Report only the number of lines in the records that contain the word "Πολιτική".

----

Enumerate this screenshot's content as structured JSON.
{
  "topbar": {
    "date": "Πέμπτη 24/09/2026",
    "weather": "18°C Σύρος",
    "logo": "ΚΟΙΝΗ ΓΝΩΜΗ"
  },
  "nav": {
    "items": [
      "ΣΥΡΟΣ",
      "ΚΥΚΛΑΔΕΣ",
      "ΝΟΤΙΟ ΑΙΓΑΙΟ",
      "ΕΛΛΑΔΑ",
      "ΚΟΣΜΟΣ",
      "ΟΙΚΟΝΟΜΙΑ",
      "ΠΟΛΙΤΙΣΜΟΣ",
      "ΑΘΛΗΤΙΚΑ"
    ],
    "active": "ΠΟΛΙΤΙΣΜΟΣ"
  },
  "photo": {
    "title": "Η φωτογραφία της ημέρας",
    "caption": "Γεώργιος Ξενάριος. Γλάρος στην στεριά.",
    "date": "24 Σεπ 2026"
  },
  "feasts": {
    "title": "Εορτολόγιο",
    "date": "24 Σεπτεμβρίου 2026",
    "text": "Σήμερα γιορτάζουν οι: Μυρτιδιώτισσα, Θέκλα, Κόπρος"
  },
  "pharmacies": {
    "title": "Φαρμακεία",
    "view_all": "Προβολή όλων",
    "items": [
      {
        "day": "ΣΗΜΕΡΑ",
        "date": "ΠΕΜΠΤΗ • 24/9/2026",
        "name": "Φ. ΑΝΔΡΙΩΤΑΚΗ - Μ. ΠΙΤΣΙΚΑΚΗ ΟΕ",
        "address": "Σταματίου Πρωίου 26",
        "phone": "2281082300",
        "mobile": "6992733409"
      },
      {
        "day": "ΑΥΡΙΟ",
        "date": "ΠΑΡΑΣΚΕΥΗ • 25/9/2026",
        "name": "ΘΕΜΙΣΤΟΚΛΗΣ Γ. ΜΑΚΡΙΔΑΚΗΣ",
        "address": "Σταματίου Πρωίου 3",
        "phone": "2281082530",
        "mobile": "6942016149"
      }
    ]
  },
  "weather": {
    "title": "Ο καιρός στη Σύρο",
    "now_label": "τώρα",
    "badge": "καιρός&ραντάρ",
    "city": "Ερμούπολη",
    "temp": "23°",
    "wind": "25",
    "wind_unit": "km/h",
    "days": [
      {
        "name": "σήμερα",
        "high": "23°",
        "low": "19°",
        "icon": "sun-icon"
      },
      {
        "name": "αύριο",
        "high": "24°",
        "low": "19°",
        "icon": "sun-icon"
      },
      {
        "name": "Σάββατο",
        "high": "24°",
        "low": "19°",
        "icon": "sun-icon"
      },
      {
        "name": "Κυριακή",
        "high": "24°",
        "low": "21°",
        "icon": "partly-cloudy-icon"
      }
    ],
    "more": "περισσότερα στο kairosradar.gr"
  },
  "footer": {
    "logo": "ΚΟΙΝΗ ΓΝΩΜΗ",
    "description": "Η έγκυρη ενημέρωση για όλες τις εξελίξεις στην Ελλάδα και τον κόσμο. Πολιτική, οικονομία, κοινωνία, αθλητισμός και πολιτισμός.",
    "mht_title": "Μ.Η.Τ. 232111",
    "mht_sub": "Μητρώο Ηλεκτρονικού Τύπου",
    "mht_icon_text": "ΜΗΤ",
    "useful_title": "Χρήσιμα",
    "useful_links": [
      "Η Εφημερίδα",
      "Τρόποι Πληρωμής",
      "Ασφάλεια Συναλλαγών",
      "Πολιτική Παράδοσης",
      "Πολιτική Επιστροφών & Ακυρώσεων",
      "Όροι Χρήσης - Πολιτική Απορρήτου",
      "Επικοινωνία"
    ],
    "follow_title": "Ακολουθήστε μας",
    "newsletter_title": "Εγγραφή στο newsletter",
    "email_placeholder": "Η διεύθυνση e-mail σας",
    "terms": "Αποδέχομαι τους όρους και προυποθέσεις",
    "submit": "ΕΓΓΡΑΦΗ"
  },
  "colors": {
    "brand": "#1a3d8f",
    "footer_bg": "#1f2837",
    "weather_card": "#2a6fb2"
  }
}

----

◆ **Answer in full**
4